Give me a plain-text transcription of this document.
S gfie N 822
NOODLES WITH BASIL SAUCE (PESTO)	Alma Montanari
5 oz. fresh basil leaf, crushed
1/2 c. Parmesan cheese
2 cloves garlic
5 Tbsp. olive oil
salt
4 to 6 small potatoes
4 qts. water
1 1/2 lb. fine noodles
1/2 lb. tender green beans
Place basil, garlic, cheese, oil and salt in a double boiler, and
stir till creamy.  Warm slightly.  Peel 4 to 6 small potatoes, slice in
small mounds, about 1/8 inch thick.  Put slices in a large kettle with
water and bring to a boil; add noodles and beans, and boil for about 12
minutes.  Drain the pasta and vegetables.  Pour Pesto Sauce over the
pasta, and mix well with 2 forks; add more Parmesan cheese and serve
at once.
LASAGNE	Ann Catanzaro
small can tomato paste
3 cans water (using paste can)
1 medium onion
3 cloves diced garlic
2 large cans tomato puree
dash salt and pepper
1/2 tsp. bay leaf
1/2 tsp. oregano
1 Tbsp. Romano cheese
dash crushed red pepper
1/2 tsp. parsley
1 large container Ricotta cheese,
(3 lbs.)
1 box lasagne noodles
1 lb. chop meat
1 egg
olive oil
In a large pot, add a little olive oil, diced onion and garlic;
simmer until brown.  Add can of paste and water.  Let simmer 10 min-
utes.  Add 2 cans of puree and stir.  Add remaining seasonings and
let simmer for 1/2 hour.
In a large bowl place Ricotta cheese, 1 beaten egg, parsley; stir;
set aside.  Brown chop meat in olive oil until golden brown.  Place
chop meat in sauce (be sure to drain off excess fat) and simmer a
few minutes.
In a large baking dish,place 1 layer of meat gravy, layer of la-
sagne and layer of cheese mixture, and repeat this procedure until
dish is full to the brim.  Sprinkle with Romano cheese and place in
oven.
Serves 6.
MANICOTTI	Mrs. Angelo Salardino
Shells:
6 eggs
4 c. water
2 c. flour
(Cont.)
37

****************

**Your goal**
Recopy the entries above exactly, with every line included.

**Exercise response**
Give me a plain-text transcription of this document.
S gfie N 822
NOODLES WITH BASIL SAUCE (PESTO)	Alma Montanari
5 oz. fresh basil leaf, crushed
1/2 c. Parmesan cheese
2 cloves garlic
5 Tbsp. olive oil
salt
4 to 6 small potatoes
4 qts. water
1 1/2 lb. fine noodles
1/2 lb. tender green beans
Place basil, garlic, cheese, oil and salt in a double boiler, and
stir till creamy.  Warm slightly.  Peel 4 to 6 small potatoes, slice in
small mounds, about 1/8 inch thick.  Put slices in a large kettle with
water and bring to a boil; add noodles and beans, and boil for about 12
minutes.  Drain the pasta and vegetables.  Pour Pesto Sauce over the
pasta, and mix well with 2 forks; add more Parmesan cheese and serve
at once.
LASAGNE	Ann Catanzaro
small can tomato paste
3 cans water (using paste can)
1 medium onion
3 cloves diced garlic
2 large cans tomato puree
dash salt and pepper
1/2 tsp. bay leaf
1/2 tsp. oregano
1 Tbsp. Romano cheese
dash crushed red pepper
1/2 tsp. parsley
1 large container Ricotta cheese,
(3 lbs.)
1 box lasagne noodles
1 lb. chop meat
1 egg
olive oil
In a large pot, add a little olive oil, diced onion and garlic;
simmer until brown.  Add can of paste and water.  Let simmer 10 min-
utes.  Add 2 cans of puree and stir.  Add remaining seasonings and
let simmer for 1/2 hour.
In a large bowl place Ricotta cheese, 1 beaten egg, parsley; stir;
set aside.  Brown chop meat in olive oil until golden brown.  Place
chop meat in sauce (be sure to drain off excess fat) and simmer a
few minutes.
In a large baking dish,place 1 layer of meat gravy, layer of la-
sagne and layer of cheese mixture, and repeat this procedure until
dish is full to the brim.  Sprinkle with Romano cheese and place in
oven.
Serves 6.
MANICOTTI	Mrs. Angelo Salardino
Shells:
6 eggs
4 c. water
2 c. flour
(Cont.)
37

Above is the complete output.